_Stated task_: For each line of the data below that holds "Baskonia", copy the line.

(Stored data)

** BEGIN **

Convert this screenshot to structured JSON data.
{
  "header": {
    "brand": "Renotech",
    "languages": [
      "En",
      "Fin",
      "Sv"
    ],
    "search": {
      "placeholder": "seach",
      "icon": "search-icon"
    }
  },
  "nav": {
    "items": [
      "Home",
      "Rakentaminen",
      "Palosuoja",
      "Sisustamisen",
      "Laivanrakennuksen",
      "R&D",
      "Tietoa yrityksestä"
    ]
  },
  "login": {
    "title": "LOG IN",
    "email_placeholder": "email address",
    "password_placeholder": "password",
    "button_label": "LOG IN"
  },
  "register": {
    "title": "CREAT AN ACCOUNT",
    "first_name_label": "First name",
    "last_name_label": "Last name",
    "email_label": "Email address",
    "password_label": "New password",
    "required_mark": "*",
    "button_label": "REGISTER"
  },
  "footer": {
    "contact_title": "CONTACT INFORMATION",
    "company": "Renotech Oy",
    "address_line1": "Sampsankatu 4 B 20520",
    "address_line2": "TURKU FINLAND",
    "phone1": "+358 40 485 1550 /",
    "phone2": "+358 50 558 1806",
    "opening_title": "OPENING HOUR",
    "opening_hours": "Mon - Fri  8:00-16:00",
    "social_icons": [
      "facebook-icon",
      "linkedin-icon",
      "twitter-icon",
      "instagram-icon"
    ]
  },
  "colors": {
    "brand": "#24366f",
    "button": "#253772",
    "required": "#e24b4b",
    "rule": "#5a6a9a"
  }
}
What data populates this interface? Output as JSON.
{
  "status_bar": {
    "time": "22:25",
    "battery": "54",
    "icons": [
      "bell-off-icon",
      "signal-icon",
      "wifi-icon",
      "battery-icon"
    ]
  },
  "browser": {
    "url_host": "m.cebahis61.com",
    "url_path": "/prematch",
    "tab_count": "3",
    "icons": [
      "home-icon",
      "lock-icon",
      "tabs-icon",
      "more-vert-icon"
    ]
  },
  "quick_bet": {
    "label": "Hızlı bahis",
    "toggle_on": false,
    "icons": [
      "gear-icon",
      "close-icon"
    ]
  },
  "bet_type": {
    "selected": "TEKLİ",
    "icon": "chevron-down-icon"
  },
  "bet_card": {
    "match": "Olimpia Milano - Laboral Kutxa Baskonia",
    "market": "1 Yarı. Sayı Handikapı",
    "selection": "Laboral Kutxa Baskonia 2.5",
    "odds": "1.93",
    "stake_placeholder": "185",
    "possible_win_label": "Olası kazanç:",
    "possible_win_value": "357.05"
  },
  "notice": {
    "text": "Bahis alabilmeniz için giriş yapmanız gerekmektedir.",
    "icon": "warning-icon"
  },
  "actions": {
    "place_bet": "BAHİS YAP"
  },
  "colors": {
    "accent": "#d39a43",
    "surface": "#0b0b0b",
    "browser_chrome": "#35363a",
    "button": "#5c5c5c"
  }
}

** END **

_Answer to this exercise_:
    "match": "Olimpia Milano - Laboral Kutxa Baskonia",
    "selection": "Laboral Kutxa Baskonia 2.5",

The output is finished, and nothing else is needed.